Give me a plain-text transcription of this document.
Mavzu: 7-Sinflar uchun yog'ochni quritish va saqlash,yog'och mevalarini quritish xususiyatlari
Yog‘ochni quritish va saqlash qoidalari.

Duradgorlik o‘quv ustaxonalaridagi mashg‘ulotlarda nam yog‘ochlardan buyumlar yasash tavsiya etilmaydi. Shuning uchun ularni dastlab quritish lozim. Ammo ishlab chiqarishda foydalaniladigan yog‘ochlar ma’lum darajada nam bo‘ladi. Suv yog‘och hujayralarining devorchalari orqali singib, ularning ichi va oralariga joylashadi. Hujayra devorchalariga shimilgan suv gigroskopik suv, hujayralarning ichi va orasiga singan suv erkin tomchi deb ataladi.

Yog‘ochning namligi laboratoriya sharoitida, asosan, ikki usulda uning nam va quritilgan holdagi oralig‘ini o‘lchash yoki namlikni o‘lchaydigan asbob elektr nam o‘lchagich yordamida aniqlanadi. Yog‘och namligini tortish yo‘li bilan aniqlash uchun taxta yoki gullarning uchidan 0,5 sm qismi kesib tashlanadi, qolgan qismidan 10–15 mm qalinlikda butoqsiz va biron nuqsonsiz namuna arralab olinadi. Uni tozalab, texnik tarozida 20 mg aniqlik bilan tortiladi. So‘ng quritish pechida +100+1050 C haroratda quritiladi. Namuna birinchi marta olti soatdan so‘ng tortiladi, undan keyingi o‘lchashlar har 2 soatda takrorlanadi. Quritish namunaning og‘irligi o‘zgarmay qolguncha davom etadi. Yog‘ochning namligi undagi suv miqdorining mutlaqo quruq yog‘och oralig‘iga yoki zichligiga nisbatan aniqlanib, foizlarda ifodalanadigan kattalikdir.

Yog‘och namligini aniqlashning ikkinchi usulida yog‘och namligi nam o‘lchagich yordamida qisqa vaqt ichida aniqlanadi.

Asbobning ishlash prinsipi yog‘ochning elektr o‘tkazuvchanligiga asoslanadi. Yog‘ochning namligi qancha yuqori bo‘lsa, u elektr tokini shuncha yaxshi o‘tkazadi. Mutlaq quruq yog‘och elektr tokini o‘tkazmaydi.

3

■ ■ ■

◆ Your objective:
Reproduce the full listing word for word.

◆ Worked answer:
Give me a plain-text transcription of this document.
Mavzu: 7-Sinflar uchun yog'ochni quritish va saqlash,yog'och mevalarini quritish xususiyatlari
Yog‘ochni quritish va saqlash qoidalari.

Duradgorlik o‘quv ustaxonalaridagi mashg‘ulotlarda nam yog‘ochlardan buyumlar yasash tavsiya etilmaydi. Shuning uchun ularni dastlab quritish lozim. Ammo ishlab chiqarishda foydalaniladigan yog‘ochlar ma’lum darajada nam bo‘ladi. Suv yog‘och hujayralarining devorchalari orqali singib, ularning ichi va oralariga joylashadi. Hujayra devorchalariga shimilgan suv gigroskopik suv, hujayralarning ichi va orasiga singan suv erkin tomchi deb ataladi.

Yog‘ochning namligi laboratoriya sharoitida, asosan, ikki usulda uning nam va quritilgan holdagi oralig‘ini o‘lchash yoki namlikni o‘lchaydigan asbob elektr nam o‘lchagich yordamida aniqlanadi. Yog‘och namligini tortish yo‘li bilan aniqlash uchun taxta yoki gullarning uchidan 0,5 sm qismi kesib tashlanadi, qolgan qismidan 10–15 mm qalinlikda butoqsiz va biron nuqsonsiz namuna arralab olinadi. Uni tozalab, texnik tarozida 20 mg aniqlik bilan tortiladi. So‘ng quritish pechida +100+1050 C haroratda quritiladi. Namuna birinchi marta olti soatdan so‘ng tortiladi, undan keyingi o‘lchashlar har 2 soatda takrorlanadi. Quritish namunaning og‘irligi o‘zgarmay qolguncha davom etadi. Yog‘ochning namligi undagi suv miqdorining mutlaqo quruq yog‘och oralig‘iga yoki zichligiga nisbatan aniqlanib, foizlarda ifodalanadigan kattalikdir.

Yog‘och namligini aniqlashning ikkinchi usulida yog‘och namligi nam o‘lchagich yordamida qisqa vaqt ichida aniqlanadi.

Asbobning ishlash prinsipi yog‘ochning elektr o‘tkazuvchanligiga asoslanadi. Yog‘ochning namligi qancha yuqori bo‘lsa, u elektr tokini shuncha yaxshi o‘tkazadi. Mutlaq quruq yog‘och elektr tokini o‘tkazmaydi.

3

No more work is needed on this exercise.